■ **DIRECTIONS**
Each entry must appear again exactly as it does in the source.

— Start of DATASET CONTENT —

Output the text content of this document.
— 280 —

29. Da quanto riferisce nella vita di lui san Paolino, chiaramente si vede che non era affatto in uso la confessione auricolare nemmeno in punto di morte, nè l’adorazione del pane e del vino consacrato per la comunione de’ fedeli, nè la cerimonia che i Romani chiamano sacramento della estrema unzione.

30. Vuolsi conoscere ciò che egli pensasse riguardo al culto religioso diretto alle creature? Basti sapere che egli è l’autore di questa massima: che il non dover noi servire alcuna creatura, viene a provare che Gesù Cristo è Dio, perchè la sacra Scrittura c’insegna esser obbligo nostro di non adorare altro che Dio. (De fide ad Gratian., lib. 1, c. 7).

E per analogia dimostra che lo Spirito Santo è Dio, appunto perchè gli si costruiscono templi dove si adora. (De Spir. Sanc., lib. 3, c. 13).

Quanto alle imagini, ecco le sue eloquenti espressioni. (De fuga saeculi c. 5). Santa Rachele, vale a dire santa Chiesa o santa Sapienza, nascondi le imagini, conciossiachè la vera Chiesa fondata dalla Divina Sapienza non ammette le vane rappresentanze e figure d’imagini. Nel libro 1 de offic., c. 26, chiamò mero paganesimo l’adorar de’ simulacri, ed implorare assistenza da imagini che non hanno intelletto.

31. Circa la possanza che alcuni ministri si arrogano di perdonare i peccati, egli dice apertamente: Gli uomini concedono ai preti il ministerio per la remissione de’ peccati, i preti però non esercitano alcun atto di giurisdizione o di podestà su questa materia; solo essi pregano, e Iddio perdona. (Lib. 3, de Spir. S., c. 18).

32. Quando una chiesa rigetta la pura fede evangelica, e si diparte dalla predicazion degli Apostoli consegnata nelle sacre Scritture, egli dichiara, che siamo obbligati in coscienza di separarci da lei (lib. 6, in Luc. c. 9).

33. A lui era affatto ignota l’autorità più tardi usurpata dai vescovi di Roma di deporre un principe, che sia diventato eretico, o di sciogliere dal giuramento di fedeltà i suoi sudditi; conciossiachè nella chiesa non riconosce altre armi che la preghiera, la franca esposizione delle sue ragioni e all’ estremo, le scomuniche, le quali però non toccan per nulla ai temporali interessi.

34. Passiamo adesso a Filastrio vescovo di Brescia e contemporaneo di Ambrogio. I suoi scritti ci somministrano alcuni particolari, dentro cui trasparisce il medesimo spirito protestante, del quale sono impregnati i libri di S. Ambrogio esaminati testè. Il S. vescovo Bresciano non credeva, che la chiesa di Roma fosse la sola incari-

— End of DATASET CONTENT —

■ **FINISHED TASK**
Output the text content of this document.
— 280 —

29. Da quanto riferisce nella vita di lui san Paolino, chiaramente si vede che non era affatto in uso la confessione auricolare nemmeno in punto di morte, nè l’adorazione del pane e del vino consacrato per la comunione de’ fedeli, nè la cerimonia che i Romani chiamano sacramento della estrema unzione.

30. Vuolsi conoscere ciò che egli pensasse riguardo al culto religioso diretto alle creature? Basti sapere che egli è l’autore di questa massima: che il non dover noi servire alcuna creatura, viene a provare che Gesù Cristo è Dio, perchè la sacra Scrittura c’insegna esser obbligo nostro di non adorare altro che Dio. (De fide ad Gratian., lib. 1, c. 7).

E per analogia dimostra che lo Spirito Santo è Dio, appunto perchè gli si costruiscono templi dove si adora. (De Spir. Sanc., lib. 3, c. 13).

Quanto alle imagini, ecco le sue eloquenti espressioni. (De fuga saeculi c. 5). Santa Rachele, vale a dire santa Chiesa o santa Sapienza, nascondi le imagini, conciossiachè la vera Chiesa fondata dalla Divina Sapienza non ammette le vane rappresentanze e figure d’imagini. Nel libro 1 de offic., c. 26, chiamò mero paganesimo l’adorar de’ simulacri, ed implorare assistenza da imagini che non hanno intelletto.

31. Circa la possanza che alcuni ministri si arrogano di perdonare i peccati, egli dice apertamente: Gli uomini concedono ai preti il ministerio per la remissione de’ peccati, i preti però non esercitano alcun atto di giurisdizione o di podestà su questa materia; solo essi pregano, e Iddio perdona. (Lib. 3, de Spir. S., c. 18).

32. Quando una chiesa rigetta la pura fede evangelica, e si diparte dalla predicazion degli Apostoli consegnata nelle sacre Scritture, egli dichiara, che siamo obbligati in coscienza di separarci da lei (lib. 6, in Luc. c. 9).

33. A lui era affatto ignota l’autorità più tardi usurpata dai vescovi di Roma di deporre un principe, che sia diventato eretico, o di sciogliere dal giuramento di fedeltà i suoi sudditi; conciossiachè nella chiesa non riconosce altre armi che la preghiera, la franca esposizione delle sue ragioni e all’ estremo, le scomuniche, le quali però non toccan per nulla ai temporali interessi.

34. Passiamo adesso a Filastrio vescovo di Brescia e contemporaneo di Ambrogio. I suoi scritti ci somministrano alcuni particolari, dentro cui trasparisce il medesimo spirito protestante, del quale sono impregnati i libri di S. Ambrogio esaminati testè. Il S. vescovo Bresciano non credeva, che la chiesa di Roma fosse la sola incari-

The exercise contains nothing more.